**What this task involves**
Only lines with the word "ভবপর" are needed; collect each of them from the listing below.

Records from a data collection
"""

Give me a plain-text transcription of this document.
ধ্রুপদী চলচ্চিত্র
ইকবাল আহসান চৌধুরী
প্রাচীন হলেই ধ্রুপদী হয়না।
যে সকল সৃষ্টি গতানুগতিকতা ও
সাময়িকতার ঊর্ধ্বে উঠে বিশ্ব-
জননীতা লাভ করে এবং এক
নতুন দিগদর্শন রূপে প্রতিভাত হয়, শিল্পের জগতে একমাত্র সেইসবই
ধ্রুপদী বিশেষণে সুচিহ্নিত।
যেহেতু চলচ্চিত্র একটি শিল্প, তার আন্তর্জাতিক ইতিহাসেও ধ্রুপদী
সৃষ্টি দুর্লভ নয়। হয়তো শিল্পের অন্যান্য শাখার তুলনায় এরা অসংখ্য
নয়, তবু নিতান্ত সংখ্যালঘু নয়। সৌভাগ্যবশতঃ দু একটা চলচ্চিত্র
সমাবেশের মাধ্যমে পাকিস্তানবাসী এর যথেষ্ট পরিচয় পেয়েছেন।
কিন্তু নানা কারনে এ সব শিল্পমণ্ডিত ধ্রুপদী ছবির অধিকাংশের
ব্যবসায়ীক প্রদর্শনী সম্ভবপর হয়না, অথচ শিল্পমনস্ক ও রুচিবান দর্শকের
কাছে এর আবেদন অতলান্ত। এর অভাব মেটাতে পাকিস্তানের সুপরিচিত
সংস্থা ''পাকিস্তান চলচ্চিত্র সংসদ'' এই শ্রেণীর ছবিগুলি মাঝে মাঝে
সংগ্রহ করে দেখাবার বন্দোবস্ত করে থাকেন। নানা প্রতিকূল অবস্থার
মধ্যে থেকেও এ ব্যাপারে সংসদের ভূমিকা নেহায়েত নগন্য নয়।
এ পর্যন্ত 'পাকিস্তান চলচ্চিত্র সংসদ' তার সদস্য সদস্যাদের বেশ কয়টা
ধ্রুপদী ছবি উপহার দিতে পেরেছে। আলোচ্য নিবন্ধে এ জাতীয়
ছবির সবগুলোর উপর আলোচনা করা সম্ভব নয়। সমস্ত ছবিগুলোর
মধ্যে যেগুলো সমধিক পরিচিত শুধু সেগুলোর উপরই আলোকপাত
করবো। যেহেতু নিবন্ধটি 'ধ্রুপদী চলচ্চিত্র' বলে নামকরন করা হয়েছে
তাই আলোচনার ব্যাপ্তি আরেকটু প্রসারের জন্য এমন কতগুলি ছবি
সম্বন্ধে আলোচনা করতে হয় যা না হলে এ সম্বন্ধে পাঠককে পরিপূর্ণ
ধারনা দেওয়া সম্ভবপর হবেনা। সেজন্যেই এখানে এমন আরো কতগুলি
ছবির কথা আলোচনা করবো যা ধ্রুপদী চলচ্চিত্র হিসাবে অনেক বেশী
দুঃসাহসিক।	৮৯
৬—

"""

**Task result**
ব্যবসায়ীক প্রদর্শনী সম্ভবপর হয়না, অথচ শিল্পমনস্ক ও রুচিবান দর্শকের
ধারনা দেওয়া সম্ভবপর হবেনা। সেজন্যেই এখানে এমন আরো কতগুলি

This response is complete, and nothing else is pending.